[Collected data entries]

==================================================

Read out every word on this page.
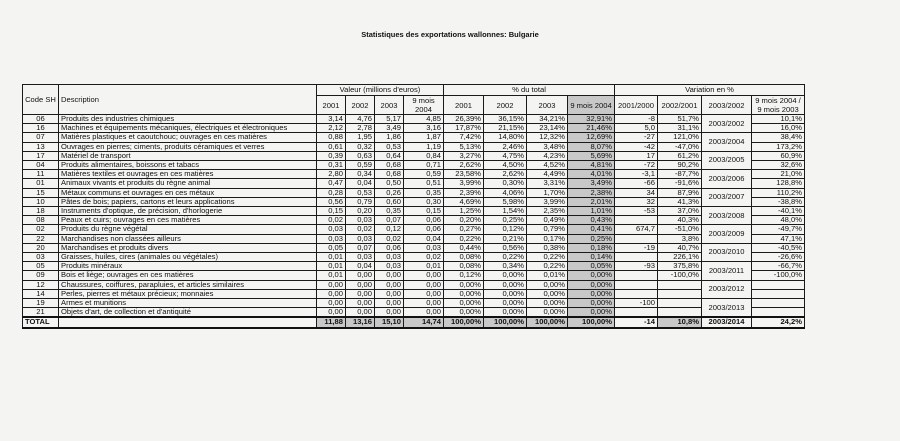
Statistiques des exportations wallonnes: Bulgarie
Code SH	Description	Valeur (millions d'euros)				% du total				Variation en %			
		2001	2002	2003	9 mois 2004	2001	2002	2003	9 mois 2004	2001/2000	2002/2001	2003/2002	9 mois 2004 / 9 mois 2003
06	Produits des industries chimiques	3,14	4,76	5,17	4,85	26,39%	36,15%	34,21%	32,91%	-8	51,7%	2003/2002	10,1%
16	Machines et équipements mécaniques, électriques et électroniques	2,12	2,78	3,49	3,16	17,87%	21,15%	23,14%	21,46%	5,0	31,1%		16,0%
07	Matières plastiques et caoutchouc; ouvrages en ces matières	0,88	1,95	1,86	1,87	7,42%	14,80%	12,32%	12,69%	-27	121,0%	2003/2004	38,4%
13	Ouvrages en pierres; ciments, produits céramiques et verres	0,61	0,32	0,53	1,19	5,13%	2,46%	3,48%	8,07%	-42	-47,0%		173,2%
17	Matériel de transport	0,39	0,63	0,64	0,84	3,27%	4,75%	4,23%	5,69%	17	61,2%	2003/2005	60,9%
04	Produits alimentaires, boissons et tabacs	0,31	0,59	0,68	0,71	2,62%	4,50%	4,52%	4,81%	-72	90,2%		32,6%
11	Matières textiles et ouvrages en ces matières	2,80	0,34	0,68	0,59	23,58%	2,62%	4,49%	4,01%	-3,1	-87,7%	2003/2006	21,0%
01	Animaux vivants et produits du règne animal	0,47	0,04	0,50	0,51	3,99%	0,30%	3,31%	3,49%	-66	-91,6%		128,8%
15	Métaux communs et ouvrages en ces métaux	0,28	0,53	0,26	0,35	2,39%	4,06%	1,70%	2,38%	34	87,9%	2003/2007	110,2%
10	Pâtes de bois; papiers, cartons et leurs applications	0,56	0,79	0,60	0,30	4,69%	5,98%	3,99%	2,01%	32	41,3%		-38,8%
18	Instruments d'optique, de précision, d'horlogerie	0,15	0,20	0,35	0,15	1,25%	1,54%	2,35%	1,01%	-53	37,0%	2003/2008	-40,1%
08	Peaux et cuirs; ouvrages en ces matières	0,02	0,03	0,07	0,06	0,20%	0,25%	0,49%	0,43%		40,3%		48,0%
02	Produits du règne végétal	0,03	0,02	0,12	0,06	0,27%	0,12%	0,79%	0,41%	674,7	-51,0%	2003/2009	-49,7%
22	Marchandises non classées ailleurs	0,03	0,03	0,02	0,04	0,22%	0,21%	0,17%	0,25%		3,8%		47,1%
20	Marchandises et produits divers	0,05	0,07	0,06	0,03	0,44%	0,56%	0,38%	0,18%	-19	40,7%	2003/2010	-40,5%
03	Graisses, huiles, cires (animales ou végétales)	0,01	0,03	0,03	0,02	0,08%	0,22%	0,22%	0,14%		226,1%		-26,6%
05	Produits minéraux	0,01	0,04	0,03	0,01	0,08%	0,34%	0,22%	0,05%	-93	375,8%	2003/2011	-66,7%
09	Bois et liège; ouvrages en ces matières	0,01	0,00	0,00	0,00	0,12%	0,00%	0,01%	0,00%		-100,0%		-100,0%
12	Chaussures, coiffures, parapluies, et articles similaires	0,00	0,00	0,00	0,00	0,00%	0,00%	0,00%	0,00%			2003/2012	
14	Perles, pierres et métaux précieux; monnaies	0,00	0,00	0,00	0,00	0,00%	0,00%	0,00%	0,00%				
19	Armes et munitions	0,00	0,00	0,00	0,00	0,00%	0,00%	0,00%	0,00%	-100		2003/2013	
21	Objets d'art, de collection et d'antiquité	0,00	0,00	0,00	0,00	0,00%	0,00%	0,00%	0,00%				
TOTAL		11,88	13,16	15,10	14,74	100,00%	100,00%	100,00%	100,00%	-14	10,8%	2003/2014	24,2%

==================================================

> EXERCISE PROMPT:
Where a line contains "pierres", copy that line.

> THE RESPONSE:
13	Ouvrages en pierres; ciments, produits céramiques et verres	0,61	0,32	0,53	1,19	5,13%	2,46%	3,48%	8,07%	-42	-47,0%		173,2%
14	Perles, pierres et métaux précieux; monnaies	0,00	0,00	0,00	0,00	0,00%	0,00%	0,00%	0,00%				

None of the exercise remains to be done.